_Written exercise:_ Your task is to copy every line of the entries that contains "Training".

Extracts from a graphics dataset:
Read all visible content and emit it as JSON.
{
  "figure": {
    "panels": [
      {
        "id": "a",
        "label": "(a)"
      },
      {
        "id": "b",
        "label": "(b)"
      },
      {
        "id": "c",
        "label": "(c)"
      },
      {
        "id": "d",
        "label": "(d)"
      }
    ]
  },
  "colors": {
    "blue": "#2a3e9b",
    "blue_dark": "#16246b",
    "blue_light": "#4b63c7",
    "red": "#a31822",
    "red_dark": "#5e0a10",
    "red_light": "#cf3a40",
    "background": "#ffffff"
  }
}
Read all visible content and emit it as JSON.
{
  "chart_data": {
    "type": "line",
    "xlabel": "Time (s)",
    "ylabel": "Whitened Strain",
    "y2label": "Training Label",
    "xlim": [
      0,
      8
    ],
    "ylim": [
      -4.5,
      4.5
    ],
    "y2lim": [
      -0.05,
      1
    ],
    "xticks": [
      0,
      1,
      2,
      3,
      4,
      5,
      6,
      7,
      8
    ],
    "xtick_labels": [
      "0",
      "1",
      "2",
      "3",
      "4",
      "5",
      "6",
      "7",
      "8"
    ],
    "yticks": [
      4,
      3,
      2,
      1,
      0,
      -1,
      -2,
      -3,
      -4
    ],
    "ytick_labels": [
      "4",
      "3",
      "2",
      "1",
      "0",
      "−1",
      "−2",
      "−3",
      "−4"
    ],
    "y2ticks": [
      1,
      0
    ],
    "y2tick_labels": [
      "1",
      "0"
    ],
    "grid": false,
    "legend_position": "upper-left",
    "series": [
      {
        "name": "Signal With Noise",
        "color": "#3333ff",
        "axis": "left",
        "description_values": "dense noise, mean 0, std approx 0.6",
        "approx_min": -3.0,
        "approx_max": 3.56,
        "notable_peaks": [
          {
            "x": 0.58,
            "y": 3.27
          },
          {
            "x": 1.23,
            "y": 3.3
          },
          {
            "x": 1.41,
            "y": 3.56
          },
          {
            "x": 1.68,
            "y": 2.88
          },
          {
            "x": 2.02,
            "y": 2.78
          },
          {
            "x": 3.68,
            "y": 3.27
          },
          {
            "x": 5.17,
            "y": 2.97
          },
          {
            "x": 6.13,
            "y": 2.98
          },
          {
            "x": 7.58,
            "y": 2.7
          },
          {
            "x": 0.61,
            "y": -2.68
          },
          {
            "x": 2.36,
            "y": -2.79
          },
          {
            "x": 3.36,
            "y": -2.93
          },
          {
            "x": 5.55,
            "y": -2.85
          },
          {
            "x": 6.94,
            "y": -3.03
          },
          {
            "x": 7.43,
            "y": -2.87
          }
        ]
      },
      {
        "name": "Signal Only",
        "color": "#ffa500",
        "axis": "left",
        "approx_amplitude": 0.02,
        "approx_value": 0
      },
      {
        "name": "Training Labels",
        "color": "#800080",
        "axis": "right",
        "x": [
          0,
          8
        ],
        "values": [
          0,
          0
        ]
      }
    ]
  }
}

_Solution:_
    "y2label": "Training Label",
        "name": "Training Labels",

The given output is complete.